## Brief
Check each line of the records below and collect those holding "обследований".

## Dataset
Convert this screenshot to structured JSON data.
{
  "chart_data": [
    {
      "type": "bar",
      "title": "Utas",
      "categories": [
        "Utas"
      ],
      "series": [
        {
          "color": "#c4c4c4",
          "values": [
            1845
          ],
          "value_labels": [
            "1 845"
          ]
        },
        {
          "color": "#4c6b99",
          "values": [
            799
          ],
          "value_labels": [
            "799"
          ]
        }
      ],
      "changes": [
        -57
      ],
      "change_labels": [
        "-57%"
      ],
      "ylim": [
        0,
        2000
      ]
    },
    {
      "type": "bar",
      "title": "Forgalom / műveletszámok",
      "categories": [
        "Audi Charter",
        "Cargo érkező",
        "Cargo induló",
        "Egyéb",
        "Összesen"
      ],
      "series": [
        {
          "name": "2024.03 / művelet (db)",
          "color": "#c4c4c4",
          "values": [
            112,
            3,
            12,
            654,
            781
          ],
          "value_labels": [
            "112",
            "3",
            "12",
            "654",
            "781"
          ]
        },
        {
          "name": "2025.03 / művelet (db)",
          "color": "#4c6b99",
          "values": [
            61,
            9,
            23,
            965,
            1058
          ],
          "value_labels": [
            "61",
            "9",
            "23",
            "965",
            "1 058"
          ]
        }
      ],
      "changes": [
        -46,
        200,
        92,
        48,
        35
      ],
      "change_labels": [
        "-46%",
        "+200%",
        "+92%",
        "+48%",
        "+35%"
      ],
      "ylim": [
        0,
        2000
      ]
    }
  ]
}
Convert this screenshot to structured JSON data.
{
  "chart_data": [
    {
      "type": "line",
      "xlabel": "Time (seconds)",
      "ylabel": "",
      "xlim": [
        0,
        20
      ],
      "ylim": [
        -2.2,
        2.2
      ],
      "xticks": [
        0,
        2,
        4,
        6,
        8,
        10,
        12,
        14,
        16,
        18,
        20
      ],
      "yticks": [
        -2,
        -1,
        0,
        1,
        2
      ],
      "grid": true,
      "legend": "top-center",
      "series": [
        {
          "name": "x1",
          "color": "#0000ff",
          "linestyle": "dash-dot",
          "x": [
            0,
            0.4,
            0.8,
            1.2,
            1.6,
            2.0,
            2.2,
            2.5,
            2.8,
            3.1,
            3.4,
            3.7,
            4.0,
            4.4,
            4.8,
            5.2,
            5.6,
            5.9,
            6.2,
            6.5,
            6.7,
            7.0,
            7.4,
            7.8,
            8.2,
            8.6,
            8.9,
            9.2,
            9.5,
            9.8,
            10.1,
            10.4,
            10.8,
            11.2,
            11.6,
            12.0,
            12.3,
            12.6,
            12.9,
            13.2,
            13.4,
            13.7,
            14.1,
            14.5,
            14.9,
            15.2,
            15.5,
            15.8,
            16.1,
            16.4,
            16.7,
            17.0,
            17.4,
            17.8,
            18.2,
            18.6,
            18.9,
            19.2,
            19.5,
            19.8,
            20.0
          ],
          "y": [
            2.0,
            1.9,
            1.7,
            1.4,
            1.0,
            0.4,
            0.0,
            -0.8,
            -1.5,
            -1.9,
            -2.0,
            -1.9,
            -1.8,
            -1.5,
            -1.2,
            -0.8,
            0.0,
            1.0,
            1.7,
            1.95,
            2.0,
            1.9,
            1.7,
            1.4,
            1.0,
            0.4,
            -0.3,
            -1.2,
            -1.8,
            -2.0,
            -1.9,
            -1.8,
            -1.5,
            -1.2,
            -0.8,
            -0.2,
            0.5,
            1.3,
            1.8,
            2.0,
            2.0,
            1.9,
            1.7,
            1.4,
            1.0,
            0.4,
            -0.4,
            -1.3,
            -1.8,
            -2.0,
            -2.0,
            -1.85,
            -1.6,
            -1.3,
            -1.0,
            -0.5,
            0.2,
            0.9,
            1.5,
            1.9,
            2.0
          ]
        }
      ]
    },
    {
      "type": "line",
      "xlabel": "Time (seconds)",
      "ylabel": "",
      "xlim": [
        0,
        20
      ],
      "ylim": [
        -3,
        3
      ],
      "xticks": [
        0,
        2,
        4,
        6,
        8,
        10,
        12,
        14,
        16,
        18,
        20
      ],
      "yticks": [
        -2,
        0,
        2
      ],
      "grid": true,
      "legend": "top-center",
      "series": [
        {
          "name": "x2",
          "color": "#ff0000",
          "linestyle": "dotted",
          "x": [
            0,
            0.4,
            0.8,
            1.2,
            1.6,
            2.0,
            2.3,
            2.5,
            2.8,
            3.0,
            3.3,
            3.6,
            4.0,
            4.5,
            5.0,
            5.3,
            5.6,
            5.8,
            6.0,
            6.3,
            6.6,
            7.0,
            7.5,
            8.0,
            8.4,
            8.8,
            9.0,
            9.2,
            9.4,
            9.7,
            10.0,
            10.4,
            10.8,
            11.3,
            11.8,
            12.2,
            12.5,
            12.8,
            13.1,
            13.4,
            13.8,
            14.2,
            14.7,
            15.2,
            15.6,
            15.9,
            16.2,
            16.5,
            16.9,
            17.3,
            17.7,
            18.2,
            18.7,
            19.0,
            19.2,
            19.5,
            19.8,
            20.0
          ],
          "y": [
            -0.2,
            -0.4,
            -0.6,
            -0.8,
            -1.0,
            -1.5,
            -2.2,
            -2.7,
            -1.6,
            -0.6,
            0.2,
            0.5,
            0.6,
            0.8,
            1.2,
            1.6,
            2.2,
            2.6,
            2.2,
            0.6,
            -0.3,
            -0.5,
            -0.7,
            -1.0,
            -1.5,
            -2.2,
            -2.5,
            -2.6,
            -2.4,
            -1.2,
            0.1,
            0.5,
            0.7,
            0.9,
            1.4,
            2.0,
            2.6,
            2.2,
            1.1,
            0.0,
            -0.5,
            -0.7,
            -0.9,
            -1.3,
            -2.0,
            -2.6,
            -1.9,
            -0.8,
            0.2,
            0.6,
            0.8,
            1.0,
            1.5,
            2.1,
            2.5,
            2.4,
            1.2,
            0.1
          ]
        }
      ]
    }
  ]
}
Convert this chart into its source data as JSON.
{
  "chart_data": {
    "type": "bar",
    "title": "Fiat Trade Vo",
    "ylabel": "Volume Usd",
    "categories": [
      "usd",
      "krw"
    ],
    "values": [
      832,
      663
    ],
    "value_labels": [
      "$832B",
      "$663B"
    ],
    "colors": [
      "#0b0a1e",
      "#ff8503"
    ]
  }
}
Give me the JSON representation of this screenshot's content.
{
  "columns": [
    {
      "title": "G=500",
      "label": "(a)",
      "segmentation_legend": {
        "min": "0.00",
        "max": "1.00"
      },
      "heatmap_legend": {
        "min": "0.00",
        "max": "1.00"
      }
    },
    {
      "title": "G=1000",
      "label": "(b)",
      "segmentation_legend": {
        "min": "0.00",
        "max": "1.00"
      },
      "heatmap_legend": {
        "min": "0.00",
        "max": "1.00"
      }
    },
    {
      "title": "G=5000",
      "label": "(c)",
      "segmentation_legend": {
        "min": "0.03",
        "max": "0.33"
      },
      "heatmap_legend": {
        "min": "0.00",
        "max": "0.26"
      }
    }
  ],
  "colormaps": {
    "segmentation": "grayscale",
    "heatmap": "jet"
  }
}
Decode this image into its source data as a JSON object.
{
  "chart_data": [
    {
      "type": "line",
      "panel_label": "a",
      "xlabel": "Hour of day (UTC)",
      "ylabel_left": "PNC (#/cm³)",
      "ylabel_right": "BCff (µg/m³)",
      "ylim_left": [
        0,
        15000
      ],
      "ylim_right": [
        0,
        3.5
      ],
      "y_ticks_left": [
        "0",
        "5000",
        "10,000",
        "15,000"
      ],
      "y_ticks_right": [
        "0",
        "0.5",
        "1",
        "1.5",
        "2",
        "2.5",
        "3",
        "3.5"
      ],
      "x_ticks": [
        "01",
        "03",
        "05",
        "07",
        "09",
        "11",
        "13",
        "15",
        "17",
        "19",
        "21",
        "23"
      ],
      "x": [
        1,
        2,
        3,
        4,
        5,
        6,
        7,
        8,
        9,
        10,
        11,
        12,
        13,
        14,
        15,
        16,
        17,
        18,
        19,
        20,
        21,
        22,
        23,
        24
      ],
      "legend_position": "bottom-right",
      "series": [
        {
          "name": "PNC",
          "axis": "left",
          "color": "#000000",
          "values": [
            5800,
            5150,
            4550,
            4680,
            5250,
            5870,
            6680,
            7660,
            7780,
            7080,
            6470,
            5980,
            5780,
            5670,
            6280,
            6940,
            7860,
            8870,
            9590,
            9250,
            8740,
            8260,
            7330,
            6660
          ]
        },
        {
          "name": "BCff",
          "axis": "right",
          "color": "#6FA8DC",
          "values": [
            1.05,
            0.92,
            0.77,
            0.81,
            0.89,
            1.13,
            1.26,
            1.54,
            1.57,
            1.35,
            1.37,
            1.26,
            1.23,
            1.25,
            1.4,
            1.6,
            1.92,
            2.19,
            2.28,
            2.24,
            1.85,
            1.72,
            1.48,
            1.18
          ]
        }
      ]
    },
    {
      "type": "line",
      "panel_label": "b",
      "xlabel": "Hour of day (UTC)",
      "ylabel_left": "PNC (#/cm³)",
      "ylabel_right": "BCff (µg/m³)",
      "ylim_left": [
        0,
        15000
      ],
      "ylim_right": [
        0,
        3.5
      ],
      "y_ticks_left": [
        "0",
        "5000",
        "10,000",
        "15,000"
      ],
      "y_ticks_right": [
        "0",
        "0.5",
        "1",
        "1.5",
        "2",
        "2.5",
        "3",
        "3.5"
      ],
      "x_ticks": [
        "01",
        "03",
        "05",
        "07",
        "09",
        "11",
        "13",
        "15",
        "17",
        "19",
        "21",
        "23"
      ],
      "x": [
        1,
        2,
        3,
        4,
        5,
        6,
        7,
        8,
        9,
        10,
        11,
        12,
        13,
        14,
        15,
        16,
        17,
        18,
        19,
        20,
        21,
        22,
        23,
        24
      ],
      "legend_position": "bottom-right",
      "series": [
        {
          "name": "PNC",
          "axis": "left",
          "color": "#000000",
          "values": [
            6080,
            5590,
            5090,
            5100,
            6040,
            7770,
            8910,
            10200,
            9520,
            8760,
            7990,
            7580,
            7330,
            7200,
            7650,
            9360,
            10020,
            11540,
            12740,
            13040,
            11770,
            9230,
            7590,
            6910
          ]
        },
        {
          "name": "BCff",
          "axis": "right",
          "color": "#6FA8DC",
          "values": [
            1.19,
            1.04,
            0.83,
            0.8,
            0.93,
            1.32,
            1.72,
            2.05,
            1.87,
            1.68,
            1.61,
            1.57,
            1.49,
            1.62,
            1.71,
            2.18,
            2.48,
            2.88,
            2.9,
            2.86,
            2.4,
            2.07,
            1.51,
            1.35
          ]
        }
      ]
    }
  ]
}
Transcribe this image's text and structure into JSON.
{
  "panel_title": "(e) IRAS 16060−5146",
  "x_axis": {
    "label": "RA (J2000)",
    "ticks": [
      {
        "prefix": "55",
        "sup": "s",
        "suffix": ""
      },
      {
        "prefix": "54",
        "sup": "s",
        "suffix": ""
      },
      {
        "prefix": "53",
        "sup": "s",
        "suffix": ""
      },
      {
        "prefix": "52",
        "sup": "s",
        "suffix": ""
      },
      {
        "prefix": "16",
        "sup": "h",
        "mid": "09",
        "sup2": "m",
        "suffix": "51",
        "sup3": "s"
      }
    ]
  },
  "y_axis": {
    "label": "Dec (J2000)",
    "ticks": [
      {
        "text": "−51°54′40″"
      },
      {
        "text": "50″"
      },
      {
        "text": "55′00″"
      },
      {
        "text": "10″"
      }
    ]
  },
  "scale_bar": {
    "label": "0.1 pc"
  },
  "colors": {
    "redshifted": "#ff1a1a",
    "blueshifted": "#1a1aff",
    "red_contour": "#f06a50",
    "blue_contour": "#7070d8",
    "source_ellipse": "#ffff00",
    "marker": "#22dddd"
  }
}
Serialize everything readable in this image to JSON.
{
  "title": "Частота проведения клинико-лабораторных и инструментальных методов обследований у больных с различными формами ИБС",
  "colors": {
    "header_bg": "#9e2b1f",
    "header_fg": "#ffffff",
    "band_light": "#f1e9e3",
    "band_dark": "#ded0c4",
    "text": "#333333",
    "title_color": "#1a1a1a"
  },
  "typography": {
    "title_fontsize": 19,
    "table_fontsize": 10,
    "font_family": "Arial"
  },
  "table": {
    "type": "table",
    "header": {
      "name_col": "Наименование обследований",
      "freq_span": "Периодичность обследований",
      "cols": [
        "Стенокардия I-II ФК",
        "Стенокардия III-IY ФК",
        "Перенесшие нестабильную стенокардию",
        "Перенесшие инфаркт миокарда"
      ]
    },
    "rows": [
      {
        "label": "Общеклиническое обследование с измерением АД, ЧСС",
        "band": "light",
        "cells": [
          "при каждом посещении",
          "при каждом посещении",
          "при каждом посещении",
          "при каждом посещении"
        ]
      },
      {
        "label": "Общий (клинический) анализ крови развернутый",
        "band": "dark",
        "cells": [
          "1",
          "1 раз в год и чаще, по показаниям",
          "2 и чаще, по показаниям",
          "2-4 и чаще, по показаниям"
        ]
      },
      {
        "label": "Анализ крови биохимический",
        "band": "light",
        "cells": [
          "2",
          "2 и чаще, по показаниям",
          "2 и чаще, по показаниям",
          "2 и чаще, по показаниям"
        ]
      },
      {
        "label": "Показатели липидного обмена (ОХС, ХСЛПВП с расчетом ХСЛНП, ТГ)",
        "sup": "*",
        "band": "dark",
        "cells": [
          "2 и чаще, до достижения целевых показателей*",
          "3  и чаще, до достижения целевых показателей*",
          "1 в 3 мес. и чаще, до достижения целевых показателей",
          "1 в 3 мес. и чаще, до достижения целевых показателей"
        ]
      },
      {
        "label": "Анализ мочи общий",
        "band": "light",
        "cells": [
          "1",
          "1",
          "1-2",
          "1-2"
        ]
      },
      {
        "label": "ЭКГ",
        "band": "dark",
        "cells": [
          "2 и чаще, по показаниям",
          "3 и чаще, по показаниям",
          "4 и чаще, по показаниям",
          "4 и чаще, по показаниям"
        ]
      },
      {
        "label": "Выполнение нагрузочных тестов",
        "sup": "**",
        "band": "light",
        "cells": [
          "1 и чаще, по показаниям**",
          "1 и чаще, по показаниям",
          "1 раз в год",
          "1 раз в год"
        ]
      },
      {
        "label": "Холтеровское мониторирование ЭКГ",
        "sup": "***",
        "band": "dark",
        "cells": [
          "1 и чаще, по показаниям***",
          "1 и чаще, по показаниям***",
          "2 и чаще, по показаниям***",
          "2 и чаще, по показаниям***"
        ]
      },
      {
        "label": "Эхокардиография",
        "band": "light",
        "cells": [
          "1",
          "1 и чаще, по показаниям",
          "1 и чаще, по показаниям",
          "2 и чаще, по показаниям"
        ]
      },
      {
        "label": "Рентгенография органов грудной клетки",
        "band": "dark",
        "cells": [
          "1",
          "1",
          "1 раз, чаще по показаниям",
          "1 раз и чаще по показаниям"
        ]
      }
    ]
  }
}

## Answer below
  "title": "Частота проведения клинико-лабораторных и инструментальных методов обследований у больных с различными формами ИБС",
      "name_col": "Наименование обследований",
      "freq_span": "Периодичность обследований",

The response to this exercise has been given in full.